▸ Given data
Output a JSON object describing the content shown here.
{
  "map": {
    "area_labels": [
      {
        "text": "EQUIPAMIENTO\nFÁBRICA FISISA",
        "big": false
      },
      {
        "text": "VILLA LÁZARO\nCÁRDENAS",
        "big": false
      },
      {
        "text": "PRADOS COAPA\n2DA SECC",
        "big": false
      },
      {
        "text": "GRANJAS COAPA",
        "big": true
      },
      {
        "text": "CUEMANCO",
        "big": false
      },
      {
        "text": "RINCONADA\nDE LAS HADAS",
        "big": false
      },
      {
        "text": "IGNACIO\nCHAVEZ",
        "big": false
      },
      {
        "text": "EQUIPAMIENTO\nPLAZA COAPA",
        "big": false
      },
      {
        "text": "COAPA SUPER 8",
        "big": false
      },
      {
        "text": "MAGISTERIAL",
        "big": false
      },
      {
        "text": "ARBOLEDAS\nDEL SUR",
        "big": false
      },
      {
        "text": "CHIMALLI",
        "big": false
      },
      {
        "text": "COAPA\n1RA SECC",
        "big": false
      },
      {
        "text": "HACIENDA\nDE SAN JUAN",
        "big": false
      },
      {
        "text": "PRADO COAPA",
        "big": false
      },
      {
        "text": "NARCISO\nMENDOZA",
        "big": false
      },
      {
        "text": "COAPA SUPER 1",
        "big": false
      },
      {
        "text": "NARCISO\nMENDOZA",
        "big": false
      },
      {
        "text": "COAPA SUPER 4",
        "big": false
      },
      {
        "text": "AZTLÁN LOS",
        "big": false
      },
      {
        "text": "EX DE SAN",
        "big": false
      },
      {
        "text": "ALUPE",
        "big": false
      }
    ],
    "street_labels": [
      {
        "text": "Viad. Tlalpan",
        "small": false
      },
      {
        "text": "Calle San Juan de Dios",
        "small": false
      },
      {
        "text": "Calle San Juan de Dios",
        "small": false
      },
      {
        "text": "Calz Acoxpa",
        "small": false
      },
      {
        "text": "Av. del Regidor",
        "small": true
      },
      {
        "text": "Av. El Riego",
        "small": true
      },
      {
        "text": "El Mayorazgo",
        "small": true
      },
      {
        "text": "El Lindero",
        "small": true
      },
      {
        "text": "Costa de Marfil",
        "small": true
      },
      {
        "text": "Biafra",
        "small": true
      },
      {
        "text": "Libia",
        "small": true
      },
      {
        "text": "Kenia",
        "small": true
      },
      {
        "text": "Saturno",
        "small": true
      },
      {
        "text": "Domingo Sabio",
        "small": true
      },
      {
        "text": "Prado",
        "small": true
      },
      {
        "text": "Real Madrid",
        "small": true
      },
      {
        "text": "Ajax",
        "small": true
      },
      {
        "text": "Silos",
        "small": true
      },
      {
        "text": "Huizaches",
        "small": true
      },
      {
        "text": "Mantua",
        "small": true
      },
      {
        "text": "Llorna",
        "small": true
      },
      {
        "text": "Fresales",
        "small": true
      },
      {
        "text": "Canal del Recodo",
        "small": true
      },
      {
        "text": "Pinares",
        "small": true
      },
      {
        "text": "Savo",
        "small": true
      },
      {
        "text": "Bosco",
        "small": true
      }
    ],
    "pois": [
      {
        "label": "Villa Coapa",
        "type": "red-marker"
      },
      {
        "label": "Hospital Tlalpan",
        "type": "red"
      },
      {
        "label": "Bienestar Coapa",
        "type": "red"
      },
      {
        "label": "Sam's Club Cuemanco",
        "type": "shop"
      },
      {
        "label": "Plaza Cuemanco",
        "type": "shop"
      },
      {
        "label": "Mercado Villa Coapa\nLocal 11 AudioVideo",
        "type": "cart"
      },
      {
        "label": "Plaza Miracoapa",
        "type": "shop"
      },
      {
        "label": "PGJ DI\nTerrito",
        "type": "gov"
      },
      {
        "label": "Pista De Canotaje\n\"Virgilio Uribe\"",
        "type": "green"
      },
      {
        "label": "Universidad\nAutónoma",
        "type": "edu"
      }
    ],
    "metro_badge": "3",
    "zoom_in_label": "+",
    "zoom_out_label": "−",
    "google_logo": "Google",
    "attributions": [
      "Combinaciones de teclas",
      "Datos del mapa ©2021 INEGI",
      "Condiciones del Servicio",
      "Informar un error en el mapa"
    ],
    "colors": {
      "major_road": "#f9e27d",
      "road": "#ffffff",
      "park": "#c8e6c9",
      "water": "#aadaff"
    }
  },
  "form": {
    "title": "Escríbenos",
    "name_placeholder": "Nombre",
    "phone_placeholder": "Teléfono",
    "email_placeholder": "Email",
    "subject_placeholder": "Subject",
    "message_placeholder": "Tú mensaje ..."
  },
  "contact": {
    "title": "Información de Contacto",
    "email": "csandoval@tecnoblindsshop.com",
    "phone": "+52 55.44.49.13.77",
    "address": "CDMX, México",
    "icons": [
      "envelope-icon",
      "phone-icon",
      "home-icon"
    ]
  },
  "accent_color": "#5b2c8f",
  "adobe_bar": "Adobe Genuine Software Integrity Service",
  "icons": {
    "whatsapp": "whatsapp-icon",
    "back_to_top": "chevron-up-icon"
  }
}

▸ Work to complete
Copy each line of the records that contains the word "EQUIPAMIENTO".

▸ Complete response
        "text": "EQUIPAMIENTO\nFÁBRICA FISISA",
        "text": "EQUIPAMIENTO\nPLAZA COAPA",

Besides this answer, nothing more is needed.